§ **Task details**: Print the entries verbatim, leaving out the images they contain.
START Records
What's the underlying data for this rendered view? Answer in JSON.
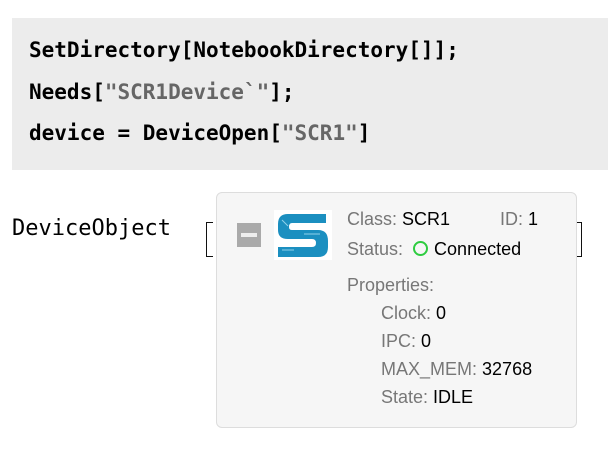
{
  "code": {
    "line1": "SetDirectory[NotebookDirectory[]];",
    "line2_pre": "Needs[",
    "line2_str": "\"SCR1Device`\"",
    "line2_post": "];",
    "line3_pre": "device = DeviceOpen[",
    "line3_str": "\"SCR1\"",
    "line3_post": "]"
  },
  "output": {
    "head": "DeviceObject",
    "class_label": "Class:",
    "class_value": "SCR1",
    "id_label": "ID:",
    "id_value": "1",
    "status_label": "Status:",
    "status_value": "Connected",
    "status_color": "#2ecc40",
    "properties_label": "Properties:",
    "properties": [
      {
        "label": "Clock:",
        "value": "0"
      },
      {
        "label": "IPC:",
        "value": "0"
      },
      {
        "label": "MAX_MEM:",
        "value": "32768"
      },
      {
        "label": "State:",
        "value": "IDLE"
      }
    ],
    "logo_letter": "S"
  }
}
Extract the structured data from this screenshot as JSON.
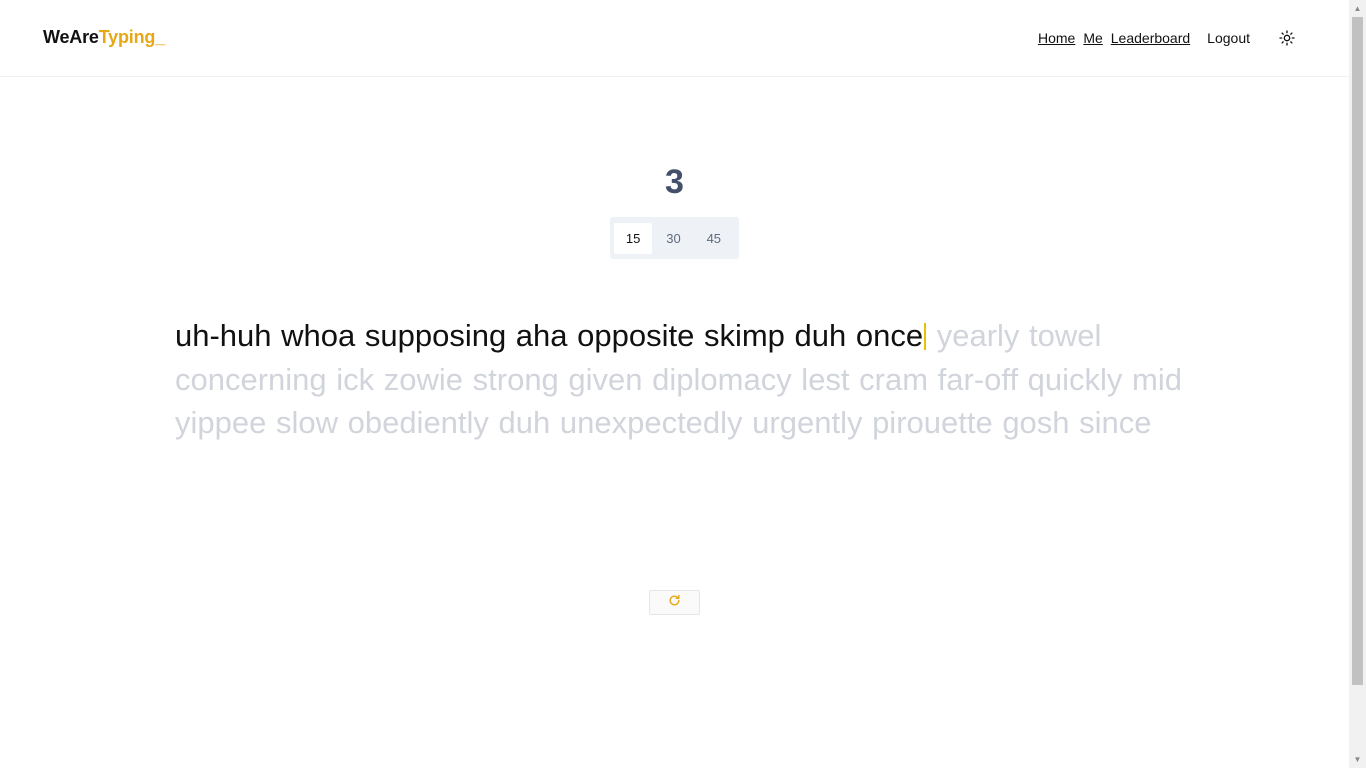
{
  "header": {
    "logo_part1": "WeAre",
    "logo_part2": "Typing_",
    "nav": {
      "home": "Home",
      "me": "Me",
      "leaderboard": "Leaderboard",
      "logout": "Logout"
    },
    "theme_icon": "sun-icon"
  },
  "timer": {
    "countdown": "3",
    "durations": [
      "15",
      "30",
      "45"
    ],
    "selected_duration": "15"
  },
  "typing": {
    "typed_text": "uh-huh whoa supposing aha opposite skimp duh once",
    "remaining_text": " yearly towel concerning ick zowie strong given diplomacy lest cram far-off quickly mid yippee slow obediently duh unexpectedly urgently pirouette gosh since"
  },
  "restart": {
    "icon": "refresh-icon"
  },
  "colors": {
    "accent": "#e6a817",
    "typed": "#111111",
    "untyped": "#d1d5db",
    "countdown": "#44506a",
    "caret": "#e6c300"
  }
}
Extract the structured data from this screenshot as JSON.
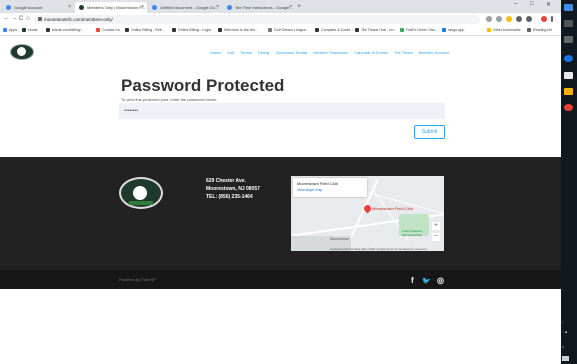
{
  "browser": {
    "tabs": [
      {
        "label": "Google Account",
        "color": "#4285f4"
      },
      {
        "label": "Members Only | Moorestown Fi...",
        "color": "#1f3a2b"
      },
      {
        "label": "Untitled document - Google Do...",
        "color": "#4285f4"
      },
      {
        "label": "Tee Time Instructions - Google ...",
        "color": "#4285f4"
      }
    ],
    "new_tab": "+",
    "window_controls": {
      "minimize": "–",
      "maximize": "□",
      "close": "✕"
    },
    "url": "moorestownfc.com/members-only/",
    "nav": {
      "back": "←",
      "forward": "→",
      "reload": "C",
      "home": "⌂"
    },
    "bookmarks": [
      "Apps",
      "Home",
      "mtsdb.com/billing/...",
      "Contact Us",
      "Online Billing - Sett...",
      "Online Billing - Login",
      "Welcome to the Mo...",
      "Golf Genius League...",
      "Complete & Conte...",
      "Tee Times! Hub - rm...",
      "FedEx Green Stro...",
      "range-app",
      "Other bookmarks",
      "Reading list"
    ]
  },
  "site": {
    "nav": [
      "Home",
      "Golf",
      "Tennis",
      "Dining",
      "Clubhouse Rental",
      "Member Resources",
      "Calendar of Events",
      "Tee Times",
      "Member Account"
    ]
  },
  "main": {
    "title": "Password Protected",
    "prompt": "To view this protected post, enter the password below:",
    "password_value": "••••••••",
    "submit_label": "Submit"
  },
  "footer": {
    "address_line1": "629 Chester Ave.",
    "address_line2": "Moorestown, NJ 08057",
    "phone": "TEL: (856) 235-1464",
    "map": {
      "place_name": "Moorestown Field Club",
      "view_larger": "View larger map",
      "pin_label": "Moorestown Field Club",
      "area_label": "Moorestown",
      "park_label": "Frank Fellowes Memorial Park",
      "zoom_in": "+",
      "zoom_out": "−",
      "attribution": "Keyboard shortcuts   Map data ©2021 Google   Terms of Use   Report a map error"
    },
    "powered_by": "Powered by Fore!SP",
    "social": {
      "facebook": "f",
      "twitter": "🐦",
      "instagram": "◎"
    }
  },
  "colors": {
    "accent": "#2ea3f2",
    "footer_bg": "#222222",
    "bottom_bar": "#171717",
    "logo_green": "#1f3a2b"
  }
}
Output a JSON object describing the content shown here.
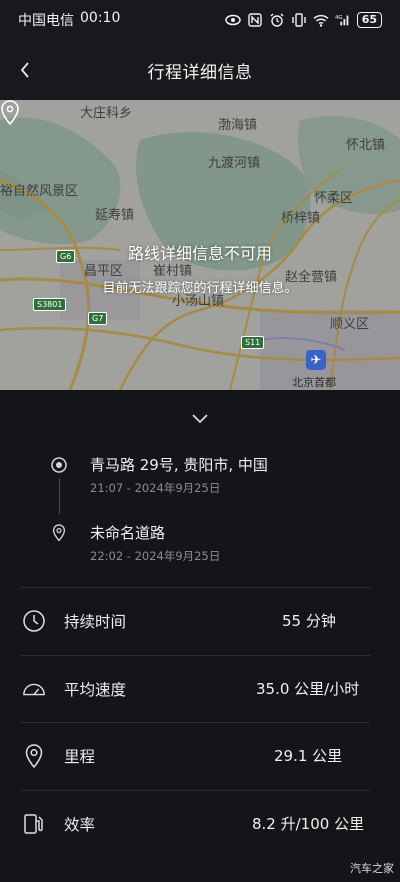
END Records
§ **Problem solution**:
What's the underlying data for this rendered view? Answer in JSON.
{
  "code": {
    "line1": "SetDirectory[NotebookDirectory[]];",
    "line2_pre": "Needs[",
    "line2_str": "\"SCR1Device`\"",
    "line2_post": "];",
    "line3_pre": "device = DeviceOpen[",
    "line3_str": "\"SCR1\"",
    "line3_post": "]"
  },
  "output": {
    "head": "DeviceObject",
    "class_label": "Class:",
    "class_value": "SCR1",
    "id_label": "ID:",
    "id_value": "1",
    "status_label": "Status:",
    "status_value": "Connected",
    "status_color": "#2ecc40",
    "properties_label": "Properties:",
    "properties": [
      {
        "label": "Clock:",
        "value": "0"
      },
      {
        "label": "IPC:",
        "value": "0"
      },
      {
        "label": "MAX_MEM:",
        "value": "32768"
      },
      {
        "label": "State:",
        "value": "IDLE"
      }
    ],
    "logo_letter": "S"
  }
}
Extract the structured data from this screenshot as JSON.
{
  "header": {
    "logo_part1": "WeAre",
    "logo_part2": "Typing_",
    "nav": {
      "home": "Home",
      "me": "Me",
      "leaderboard": "Leaderboard",
      "logout": "Logout"
    },
    "theme_icon": "sun-icon"
  },
  "timer": {
    "countdown": "3",
    "durations": [
      "15",
      "30",
      "45"
    ],
    "selected_duration": "15"
  },
  "typing": {
    "typed_text": "uh-huh whoa supposing aha opposite skimp duh once",
    "remaining_text": " yearly towel concerning ick zowie strong given diplomacy lest cram far-off quickly mid yippee slow obediently duh unexpectedly urgently pirouette gosh since"
  },
  "restart": {
    "icon": "refresh-icon"
  },
  "colors": {
    "accent": "#e6a817",
    "typed": "#111111",
    "untyped": "#d1d5db",
    "countdown": "#44506a",
    "caret": "#e6c300"
  }
}
Extract the structured data from this screenshot as JSON.
{
  "browser": {
    "tabs": [
      {
        "label": "Google Account",
        "color": "#4285f4"
      },
      {
        "label": "Members Only | Moorestown Fi...",
        "color": "#1f3a2b"
      },
      {
        "label": "Untitled document - Google Do...",
        "color": "#4285f4"
      },
      {
        "label": "Tee Time Instructions - Google ...",
        "color": "#4285f4"
      }
    ],
    "new_tab": "+",
    "window_controls": {
      "minimize": "–",
      "maximize": "□",
      "close": "✕"
    },
    "url": "moorestownfc.com/members-only/",
    "nav": {
      "back": "←",
      "forward": "→",
      "reload": "C",
      "home": "⌂"
    },
    "bookmarks": [
      "Apps",
      "Home",
      "mtsdb.com/billing/...",
      "Contact Us",
      "Online Billing - Sett...",
      "Online Billing - Login",
      "Welcome to the Mo...",
      "Golf Genius League...",
      "Complete & Conte...",
      "Tee Times! Hub - rm...",
      "FedEx Green Stro...",
      "range-app",
      "Other bookmarks",
      "Reading list"
    ]
  },
  "site": {
    "nav": [
      "Home",
      "Golf",
      "Tennis",
      "Dining",
      "Clubhouse Rental",
      "Member Resources",
      "Calendar of Events",
      "Tee Times",
      "Member Account"
    ]
  },
  "main": {
    "title": "Password Protected",
    "prompt": "To view this protected post, enter the password below:",
    "password_value": "••••••••",
    "submit_label": "Submit"
  },
  "footer": {
    "address_line1": "629 Chester Ave.",
    "address_line2": "Moorestown, NJ 08057",
    "phone": "TEL: (856) 235-1464",
    "map": {
      "place_name": "Moorestown Field Club",
      "view_larger": "View larger map",
      "pin_label": "Moorestown Field Club",
      "area_label": "Moorestown",
      "park_label": "Frank Fellowes Memorial Park",
      "zoom_in": "+",
      "zoom_out": "−",
      "attribution": "Keyboard shortcuts   Map data ©2021 Google   Terms of Use   Report a map error"
    },
    "powered_by": "Powered by Fore!SP",
    "social": {
      "facebook": "f",
      "twitter": "🐦",
      "instagram": "◎"
    }
  },
  "colors": {
    "accent": "#2ea3f2",
    "footer_bg": "#222222",
    "bottom_bar": "#171717",
    "logo_green": "#1f3a2b"
  }
}
Output a JSON object describing the content shown here.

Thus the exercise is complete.